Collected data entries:
## Start

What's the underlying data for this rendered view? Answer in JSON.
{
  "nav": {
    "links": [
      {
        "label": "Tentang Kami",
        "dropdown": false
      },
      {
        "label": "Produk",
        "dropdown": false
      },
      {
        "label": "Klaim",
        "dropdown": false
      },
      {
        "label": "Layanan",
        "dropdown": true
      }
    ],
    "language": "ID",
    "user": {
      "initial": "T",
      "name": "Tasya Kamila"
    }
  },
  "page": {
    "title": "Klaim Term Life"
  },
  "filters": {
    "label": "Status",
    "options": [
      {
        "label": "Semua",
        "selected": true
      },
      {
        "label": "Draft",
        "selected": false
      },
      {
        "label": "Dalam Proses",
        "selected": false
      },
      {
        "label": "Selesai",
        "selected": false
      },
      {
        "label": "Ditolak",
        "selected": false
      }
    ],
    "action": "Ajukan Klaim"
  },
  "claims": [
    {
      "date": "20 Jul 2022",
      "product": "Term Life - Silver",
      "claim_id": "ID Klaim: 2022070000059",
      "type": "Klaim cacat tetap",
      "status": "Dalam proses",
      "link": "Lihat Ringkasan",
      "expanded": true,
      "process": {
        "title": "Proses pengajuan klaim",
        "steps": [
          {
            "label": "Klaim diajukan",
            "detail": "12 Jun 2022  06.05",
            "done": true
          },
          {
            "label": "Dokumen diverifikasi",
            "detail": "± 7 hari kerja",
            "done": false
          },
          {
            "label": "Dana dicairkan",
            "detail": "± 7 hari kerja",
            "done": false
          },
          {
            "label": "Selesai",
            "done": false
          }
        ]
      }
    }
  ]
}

## End

_Task brief:_
For each line of the entries that includes "Dalam", show that line.

_Result of the exercise:_
        "label": "Dalam Proses",
      "status": "Dalam proses",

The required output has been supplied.